**Task goal**
Write the next part of the passage below on the limitations of the study of temporomandibular disorder and depression, starting after its final sentence.

**Source passage**
★ ★ ★ ★ ★ ★ ★
There are still some limitations to our study. First, orthodontic treatment, orthognathic surgery, and partially or completely edentulous patients with denture treatment are not included in The National Health Insurance program, and patients have to pay without assistance from insurance program. Therefore, we could not code the ICD-9-CM from the insurance program, with which our confounding factors of TMD would be more complete. Second, pharmacotherapy for depression and occlusal splint therapy for TMD could not be coded from the NHI program, and these technical problems are still existent; otherwise these treatment codes will help the inclusive criteria more valid. Third, clinical symptoms such as bruxism, which might highly affect TMD, could not code with ICD-9-CM. Fourth, our study design did not allow us to present the causal effects of key confounders. Further studies of different independent variables might help clarify these issues. Finally, we found it difficult to categorize the subtypes of TMD (disc displacement with or without reduction) from the database; therefore, further evaluation of which subtype of TMD is more likely to impact depression is arduous.
★ ★ ★ ★ ★ ★ ★
**Data listing**
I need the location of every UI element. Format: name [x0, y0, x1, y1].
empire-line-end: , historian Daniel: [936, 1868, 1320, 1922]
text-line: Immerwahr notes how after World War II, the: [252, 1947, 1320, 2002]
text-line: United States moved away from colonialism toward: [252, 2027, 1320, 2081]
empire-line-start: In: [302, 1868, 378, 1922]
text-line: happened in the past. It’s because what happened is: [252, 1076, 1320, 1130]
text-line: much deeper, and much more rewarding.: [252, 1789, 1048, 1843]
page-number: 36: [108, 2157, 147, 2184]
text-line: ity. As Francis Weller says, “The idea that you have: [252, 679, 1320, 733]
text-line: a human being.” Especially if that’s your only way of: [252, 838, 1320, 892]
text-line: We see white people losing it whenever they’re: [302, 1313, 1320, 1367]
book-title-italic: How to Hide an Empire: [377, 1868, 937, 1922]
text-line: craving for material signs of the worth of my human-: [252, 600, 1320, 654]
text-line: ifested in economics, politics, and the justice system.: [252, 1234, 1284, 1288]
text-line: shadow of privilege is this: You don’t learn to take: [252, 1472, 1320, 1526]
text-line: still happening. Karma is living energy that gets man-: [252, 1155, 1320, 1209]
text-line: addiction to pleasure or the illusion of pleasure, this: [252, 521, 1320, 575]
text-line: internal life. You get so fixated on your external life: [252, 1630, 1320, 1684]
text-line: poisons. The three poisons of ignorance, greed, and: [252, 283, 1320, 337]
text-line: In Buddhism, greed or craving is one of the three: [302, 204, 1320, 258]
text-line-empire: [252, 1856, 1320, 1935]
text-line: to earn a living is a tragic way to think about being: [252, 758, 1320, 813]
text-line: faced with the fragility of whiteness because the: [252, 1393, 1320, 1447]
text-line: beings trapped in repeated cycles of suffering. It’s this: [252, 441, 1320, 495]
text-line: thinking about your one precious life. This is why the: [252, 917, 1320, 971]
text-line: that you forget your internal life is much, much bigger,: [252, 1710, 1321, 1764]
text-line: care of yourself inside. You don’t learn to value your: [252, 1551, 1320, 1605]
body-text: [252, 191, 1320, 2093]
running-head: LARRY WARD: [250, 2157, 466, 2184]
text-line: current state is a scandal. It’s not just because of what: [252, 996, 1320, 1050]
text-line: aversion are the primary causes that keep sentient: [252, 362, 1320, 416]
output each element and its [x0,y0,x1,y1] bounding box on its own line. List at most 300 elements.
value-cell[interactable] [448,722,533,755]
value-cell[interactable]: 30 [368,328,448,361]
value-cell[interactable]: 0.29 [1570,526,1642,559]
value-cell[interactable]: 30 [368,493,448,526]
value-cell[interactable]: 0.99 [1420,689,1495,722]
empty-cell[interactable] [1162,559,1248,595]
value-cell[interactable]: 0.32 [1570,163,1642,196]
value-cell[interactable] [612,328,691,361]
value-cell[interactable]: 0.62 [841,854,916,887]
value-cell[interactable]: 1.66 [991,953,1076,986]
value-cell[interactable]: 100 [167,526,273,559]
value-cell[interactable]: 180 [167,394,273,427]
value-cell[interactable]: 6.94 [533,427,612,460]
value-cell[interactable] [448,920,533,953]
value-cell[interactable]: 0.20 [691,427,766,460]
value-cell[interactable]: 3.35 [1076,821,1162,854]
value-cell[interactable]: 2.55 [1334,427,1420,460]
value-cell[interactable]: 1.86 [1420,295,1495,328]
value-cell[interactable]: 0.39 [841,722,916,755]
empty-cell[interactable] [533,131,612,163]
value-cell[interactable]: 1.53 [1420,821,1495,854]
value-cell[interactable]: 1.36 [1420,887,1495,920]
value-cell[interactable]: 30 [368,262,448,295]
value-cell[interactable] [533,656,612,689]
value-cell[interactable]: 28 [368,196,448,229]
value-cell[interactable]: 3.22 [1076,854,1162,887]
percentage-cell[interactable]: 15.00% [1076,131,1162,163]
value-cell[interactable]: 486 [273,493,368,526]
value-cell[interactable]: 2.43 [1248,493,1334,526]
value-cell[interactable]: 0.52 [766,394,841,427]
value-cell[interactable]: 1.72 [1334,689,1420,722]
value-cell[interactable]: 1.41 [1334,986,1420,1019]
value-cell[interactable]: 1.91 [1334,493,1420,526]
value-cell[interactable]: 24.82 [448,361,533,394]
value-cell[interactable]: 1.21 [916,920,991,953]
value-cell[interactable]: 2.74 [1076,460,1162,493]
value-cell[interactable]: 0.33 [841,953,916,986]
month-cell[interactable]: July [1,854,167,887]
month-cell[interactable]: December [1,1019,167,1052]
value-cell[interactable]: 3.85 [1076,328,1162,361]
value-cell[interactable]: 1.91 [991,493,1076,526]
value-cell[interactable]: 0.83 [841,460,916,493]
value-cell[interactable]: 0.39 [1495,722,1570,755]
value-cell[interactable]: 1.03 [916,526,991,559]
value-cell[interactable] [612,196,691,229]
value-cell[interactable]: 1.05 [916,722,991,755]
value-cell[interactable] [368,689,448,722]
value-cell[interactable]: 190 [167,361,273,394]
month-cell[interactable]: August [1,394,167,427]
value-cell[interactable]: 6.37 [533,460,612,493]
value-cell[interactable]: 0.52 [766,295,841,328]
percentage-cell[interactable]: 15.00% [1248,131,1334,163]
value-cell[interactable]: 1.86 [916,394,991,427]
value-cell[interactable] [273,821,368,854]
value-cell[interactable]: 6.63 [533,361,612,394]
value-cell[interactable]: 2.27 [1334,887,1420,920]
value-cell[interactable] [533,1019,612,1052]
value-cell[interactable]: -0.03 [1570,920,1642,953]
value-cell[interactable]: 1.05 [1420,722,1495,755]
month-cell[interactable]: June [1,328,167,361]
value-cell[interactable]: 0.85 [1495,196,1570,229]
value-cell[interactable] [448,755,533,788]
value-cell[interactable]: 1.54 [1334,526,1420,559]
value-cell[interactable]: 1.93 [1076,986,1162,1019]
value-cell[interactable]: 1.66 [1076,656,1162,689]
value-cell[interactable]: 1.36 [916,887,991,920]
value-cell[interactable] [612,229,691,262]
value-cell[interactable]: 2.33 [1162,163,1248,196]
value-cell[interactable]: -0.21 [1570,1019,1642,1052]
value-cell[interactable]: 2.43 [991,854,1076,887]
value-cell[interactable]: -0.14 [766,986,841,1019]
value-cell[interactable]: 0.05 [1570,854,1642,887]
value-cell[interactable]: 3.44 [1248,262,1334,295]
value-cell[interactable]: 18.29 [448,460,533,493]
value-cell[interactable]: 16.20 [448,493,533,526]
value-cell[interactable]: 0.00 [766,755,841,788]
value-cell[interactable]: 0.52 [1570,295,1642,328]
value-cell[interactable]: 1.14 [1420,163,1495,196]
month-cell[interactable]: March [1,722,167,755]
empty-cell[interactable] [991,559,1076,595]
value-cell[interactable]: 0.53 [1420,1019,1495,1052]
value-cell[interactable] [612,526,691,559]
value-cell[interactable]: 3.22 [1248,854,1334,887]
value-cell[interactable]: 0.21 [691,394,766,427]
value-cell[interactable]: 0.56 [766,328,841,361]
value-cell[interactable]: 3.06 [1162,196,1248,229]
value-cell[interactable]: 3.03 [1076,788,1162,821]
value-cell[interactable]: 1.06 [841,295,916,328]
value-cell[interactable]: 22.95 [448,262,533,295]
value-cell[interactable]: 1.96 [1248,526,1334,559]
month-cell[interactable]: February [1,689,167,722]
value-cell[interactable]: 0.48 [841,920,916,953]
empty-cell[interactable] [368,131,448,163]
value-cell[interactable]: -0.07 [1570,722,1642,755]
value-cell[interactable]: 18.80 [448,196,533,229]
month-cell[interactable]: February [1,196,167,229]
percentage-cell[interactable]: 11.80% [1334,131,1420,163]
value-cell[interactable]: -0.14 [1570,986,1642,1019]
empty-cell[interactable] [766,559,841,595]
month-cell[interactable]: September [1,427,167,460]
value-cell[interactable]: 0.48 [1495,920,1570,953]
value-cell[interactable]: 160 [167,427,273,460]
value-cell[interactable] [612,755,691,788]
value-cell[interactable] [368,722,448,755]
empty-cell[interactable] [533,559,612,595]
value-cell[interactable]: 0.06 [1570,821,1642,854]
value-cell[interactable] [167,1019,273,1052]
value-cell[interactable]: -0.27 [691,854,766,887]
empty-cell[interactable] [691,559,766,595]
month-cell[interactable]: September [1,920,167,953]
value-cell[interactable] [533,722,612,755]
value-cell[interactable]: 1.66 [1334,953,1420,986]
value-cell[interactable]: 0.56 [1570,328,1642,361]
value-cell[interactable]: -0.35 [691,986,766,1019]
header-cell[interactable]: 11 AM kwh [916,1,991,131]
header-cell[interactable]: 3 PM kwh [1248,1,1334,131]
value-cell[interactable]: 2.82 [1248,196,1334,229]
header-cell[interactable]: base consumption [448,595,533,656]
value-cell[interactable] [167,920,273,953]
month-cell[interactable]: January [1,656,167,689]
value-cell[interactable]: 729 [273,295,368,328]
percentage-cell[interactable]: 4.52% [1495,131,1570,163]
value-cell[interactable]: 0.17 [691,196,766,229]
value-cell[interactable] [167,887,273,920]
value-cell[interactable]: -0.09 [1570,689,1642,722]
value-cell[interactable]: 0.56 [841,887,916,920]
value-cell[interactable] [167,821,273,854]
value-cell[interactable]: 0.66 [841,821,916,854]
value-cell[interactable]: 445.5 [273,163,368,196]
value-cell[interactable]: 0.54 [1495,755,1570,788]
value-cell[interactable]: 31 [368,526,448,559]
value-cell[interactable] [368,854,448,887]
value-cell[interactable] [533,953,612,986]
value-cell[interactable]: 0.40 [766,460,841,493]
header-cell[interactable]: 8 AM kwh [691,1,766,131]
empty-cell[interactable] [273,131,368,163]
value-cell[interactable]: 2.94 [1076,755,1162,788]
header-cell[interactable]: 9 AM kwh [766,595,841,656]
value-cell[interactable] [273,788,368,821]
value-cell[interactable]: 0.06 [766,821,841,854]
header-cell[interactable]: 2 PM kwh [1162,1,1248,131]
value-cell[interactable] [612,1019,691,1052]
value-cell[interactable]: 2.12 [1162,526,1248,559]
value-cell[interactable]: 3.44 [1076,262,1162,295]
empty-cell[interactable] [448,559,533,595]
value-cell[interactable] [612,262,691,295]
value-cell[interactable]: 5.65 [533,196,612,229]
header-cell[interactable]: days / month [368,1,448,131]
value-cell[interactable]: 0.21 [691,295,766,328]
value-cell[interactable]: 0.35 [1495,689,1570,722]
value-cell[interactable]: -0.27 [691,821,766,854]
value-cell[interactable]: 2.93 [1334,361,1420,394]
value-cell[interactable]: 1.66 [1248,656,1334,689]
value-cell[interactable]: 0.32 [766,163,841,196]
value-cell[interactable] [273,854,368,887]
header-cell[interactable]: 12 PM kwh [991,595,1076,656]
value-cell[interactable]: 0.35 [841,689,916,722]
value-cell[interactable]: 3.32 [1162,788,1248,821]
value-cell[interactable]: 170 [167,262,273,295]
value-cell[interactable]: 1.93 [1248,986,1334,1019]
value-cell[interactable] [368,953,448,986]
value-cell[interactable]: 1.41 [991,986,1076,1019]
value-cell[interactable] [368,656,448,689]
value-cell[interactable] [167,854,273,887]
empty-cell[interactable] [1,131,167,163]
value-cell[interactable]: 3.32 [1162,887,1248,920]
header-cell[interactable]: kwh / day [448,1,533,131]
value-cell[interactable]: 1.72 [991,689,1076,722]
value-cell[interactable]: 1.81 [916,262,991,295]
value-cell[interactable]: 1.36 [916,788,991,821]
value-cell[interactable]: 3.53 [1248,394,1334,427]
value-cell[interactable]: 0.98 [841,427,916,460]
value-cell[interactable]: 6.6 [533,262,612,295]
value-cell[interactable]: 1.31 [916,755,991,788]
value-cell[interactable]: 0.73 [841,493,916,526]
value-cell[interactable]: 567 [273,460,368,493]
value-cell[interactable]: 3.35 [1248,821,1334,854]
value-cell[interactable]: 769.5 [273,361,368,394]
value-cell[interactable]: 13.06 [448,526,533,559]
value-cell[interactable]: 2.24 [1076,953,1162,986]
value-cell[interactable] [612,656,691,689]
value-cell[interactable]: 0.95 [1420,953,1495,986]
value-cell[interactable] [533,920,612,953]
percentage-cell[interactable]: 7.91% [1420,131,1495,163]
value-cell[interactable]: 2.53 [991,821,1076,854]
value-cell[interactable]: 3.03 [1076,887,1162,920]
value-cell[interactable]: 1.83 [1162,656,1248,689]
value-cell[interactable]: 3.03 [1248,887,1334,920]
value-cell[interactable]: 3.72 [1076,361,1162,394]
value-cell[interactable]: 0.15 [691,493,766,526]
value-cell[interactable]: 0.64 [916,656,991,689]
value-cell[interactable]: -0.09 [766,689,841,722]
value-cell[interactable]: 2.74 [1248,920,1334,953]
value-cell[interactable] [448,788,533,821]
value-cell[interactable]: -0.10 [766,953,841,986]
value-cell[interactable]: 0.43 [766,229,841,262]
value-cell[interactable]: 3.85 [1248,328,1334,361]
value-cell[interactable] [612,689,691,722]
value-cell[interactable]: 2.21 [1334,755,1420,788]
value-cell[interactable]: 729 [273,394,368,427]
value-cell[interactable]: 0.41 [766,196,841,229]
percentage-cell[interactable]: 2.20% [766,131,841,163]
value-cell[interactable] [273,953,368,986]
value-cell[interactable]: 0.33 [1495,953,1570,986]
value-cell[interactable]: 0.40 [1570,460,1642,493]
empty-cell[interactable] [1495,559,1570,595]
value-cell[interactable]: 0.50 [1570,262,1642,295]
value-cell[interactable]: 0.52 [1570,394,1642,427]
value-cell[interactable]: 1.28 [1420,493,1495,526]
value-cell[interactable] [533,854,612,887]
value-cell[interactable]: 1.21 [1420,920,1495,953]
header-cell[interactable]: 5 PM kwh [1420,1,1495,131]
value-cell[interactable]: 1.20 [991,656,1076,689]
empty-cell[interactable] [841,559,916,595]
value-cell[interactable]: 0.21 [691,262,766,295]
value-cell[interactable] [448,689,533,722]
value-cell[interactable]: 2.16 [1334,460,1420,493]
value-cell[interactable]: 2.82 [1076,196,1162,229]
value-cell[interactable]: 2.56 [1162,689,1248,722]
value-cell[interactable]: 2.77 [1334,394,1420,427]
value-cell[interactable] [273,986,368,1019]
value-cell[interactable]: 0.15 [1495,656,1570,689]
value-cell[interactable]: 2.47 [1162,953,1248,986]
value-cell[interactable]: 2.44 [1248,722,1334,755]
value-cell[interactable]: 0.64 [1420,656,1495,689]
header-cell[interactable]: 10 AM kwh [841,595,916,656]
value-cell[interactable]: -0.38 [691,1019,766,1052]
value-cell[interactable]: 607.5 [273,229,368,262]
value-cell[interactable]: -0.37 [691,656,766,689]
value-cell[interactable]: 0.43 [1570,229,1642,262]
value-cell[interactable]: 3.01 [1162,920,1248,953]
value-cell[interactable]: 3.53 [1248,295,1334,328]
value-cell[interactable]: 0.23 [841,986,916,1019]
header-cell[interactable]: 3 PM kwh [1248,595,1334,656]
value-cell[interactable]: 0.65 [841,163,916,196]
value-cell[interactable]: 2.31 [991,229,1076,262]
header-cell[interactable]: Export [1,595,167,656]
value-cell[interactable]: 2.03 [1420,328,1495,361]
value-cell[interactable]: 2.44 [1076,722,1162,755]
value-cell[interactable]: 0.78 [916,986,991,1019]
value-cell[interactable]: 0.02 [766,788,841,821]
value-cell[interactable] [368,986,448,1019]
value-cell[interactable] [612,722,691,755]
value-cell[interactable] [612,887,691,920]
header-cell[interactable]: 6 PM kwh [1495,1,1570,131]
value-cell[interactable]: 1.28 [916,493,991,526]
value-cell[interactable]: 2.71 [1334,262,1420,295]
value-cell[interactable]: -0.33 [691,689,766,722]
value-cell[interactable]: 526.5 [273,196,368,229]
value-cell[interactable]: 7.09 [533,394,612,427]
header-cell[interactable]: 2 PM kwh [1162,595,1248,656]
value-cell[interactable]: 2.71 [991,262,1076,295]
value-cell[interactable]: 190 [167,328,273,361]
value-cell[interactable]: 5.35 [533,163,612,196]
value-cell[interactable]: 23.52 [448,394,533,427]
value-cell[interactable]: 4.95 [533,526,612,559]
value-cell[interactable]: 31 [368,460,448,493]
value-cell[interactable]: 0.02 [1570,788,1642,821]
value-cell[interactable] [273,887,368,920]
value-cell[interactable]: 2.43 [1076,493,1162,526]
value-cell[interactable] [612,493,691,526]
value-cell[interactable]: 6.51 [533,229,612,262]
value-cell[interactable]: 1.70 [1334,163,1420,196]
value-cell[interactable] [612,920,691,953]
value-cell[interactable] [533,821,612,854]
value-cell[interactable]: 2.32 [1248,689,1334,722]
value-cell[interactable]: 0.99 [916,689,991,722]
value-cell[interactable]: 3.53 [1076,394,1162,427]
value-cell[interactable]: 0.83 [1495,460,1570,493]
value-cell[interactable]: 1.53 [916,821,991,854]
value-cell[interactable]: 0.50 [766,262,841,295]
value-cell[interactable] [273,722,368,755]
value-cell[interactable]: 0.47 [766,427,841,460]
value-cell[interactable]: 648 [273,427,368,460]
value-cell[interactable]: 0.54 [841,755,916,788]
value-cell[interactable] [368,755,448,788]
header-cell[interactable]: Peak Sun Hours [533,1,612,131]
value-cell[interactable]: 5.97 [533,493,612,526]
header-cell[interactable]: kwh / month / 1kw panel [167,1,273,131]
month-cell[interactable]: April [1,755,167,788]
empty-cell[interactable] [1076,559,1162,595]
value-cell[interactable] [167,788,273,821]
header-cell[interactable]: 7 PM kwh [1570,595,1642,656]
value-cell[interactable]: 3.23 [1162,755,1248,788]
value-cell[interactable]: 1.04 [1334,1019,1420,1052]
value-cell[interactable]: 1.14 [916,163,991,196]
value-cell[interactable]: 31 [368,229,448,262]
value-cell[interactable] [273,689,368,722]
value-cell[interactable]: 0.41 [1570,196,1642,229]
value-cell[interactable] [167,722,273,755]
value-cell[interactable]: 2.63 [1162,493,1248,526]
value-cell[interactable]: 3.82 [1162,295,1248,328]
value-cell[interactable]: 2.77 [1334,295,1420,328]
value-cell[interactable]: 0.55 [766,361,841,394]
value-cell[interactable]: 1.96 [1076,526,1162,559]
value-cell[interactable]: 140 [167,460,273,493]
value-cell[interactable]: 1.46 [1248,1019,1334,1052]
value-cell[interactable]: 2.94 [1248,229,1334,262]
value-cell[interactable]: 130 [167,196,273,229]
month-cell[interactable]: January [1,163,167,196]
★ ★ ★ ★ ★ ★ ★
**Task output**
In conclusion, dysthymia increases the risk of TMD in elderly and female-predominant patients who use more psychiatric health resources, and the mean duration between the onsets of the 2 diseases is 3.56 years on average. These results suggest that psychological evaluation should be part of the management of TMD, and these patients should be referred to a psychiatrist as needed. Further cohort studies are needed to assess topics such as whether TMD has a causal effect on depression, how different types of depression influence different subtypes of TMD, and whether maxillofacial comorbidities (e.g., mandible fracture, odontectomy, and anomaly of jaw size) can be causative risk factors for depression.
The authors would like to thank Prof. Shang-Liang Wu for advice about statistical methods, study design, and performance of the calculations.